▶ **Problem to work on**
Leave out the pictures; transcribe all else exactly.

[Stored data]
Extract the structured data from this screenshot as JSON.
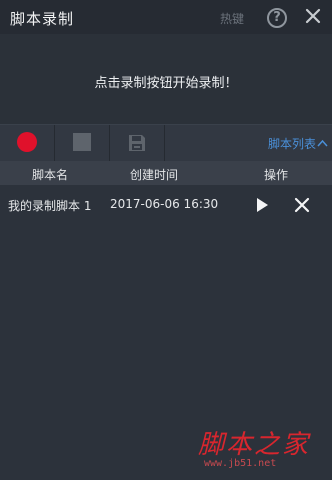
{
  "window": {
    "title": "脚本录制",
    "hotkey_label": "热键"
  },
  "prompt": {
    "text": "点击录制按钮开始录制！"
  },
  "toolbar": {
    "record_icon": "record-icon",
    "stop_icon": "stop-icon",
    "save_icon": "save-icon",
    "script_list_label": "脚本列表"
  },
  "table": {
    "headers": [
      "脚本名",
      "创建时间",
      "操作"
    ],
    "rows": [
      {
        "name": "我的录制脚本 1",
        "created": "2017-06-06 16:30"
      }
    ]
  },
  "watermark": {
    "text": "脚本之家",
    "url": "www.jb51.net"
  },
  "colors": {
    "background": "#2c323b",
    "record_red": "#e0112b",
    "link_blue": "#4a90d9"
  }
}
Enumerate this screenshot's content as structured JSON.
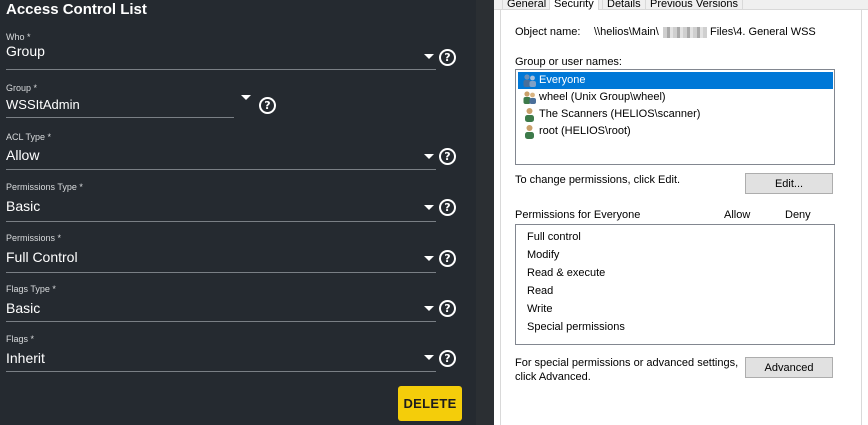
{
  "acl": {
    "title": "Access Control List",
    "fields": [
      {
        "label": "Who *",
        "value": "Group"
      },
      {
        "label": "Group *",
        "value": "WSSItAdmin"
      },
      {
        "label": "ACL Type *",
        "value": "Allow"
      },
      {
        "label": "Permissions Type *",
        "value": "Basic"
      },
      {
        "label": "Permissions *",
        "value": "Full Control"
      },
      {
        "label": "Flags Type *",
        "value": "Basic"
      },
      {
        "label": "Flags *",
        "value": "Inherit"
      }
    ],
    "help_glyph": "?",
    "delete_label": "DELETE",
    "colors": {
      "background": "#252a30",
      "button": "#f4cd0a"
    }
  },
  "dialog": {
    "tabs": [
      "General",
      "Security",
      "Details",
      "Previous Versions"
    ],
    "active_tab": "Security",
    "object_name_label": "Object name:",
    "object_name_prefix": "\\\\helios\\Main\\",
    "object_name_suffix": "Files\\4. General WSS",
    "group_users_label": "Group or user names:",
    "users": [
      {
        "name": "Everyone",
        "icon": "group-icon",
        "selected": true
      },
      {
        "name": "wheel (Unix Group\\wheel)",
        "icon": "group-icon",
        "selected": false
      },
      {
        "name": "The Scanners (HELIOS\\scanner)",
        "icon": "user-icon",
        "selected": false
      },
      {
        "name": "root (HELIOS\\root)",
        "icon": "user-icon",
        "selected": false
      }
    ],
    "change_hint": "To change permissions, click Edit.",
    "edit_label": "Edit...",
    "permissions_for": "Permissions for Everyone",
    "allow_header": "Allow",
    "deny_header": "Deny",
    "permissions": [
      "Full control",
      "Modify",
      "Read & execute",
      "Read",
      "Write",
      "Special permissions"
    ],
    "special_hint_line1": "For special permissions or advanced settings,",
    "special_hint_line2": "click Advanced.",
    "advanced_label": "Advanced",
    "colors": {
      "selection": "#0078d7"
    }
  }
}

▶ **Task answer**
Extract the structured data from this screenshot as JSON.
{
  "window": {
    "title": "脚本录制",
    "hotkey_label": "热键"
  },
  "prompt": {
    "text": "点击录制按钮开始录制！"
  },
  "toolbar": {
    "record_icon": "record-icon",
    "stop_icon": "stop-icon",
    "save_icon": "save-icon",
    "script_list_label": "脚本列表"
  },
  "table": {
    "headers": [
      "脚本名",
      "创建时间",
      "操作"
    ],
    "rows": [
      {
        "name": "我的录制脚本 1",
        "created": "2017-06-06 16:30"
      }
    ]
  },
  "watermark": {
    "text": "脚本之家",
    "url": "www.jb51.net"
  },
  "colors": {
    "background": "#2c323b",
    "record_red": "#e0112b",
    "link_blue": "#4a90d9"
  }
}
Enumerate this screenshot's content as structured JSON.
{
  "acl": {
    "title": "Access Control List",
    "fields": [
      {
        "label": "Who *",
        "value": "Group"
      },
      {
        "label": "Group *",
        "value": "WSSItAdmin"
      },
      {
        "label": "ACL Type *",
        "value": "Allow"
      },
      {
        "label": "Permissions Type *",
        "value": "Basic"
      },
      {
        "label": "Permissions *",
        "value": "Full Control"
      },
      {
        "label": "Flags Type *",
        "value": "Basic"
      },
      {
        "label": "Flags *",
        "value": "Inherit"
      }
    ],
    "help_glyph": "?",
    "delete_label": "DELETE",
    "colors": {
      "background": "#252a30",
      "button": "#f4cd0a"
    }
  },
  "dialog": {
    "tabs": [
      "General",
      "Security",
      "Details",
      "Previous Versions"
    ],
    "active_tab": "Security",
    "object_name_label": "Object name:",
    "object_name_prefix": "\\\\helios\\Main\\",
    "object_name_suffix": "Files\\4. General WSS",
    "group_users_label": "Group or user names:",
    "users": [
      {
        "name": "Everyone",
        "icon": "group-icon",
        "selected": true
      },
      {
        "name": "wheel (Unix Group\\wheel)",
        "icon": "group-icon",
        "selected": false
      },
      {
        "name": "The Scanners (HELIOS\\scanner)",
        "icon": "user-icon",
        "selected": false
      },
      {
        "name": "root (HELIOS\\root)",
        "icon": "user-icon",
        "selected": false
      }
    ],
    "change_hint": "To change permissions, click Edit.",
    "edit_label": "Edit...",
    "permissions_for": "Permissions for Everyone",
    "allow_header": "Allow",
    "deny_header": "Deny",
    "permissions": [
      "Full control",
      "Modify",
      "Read & execute",
      "Read",
      "Write",
      "Special permissions"
    ],
    "special_hint_line1": "For special permissions or advanced settings,",
    "special_hint_line2": "click Advanced.",
    "advanced_label": "Advanced",
    "colors": {
      "selection": "#0078d7"
    }
  }
}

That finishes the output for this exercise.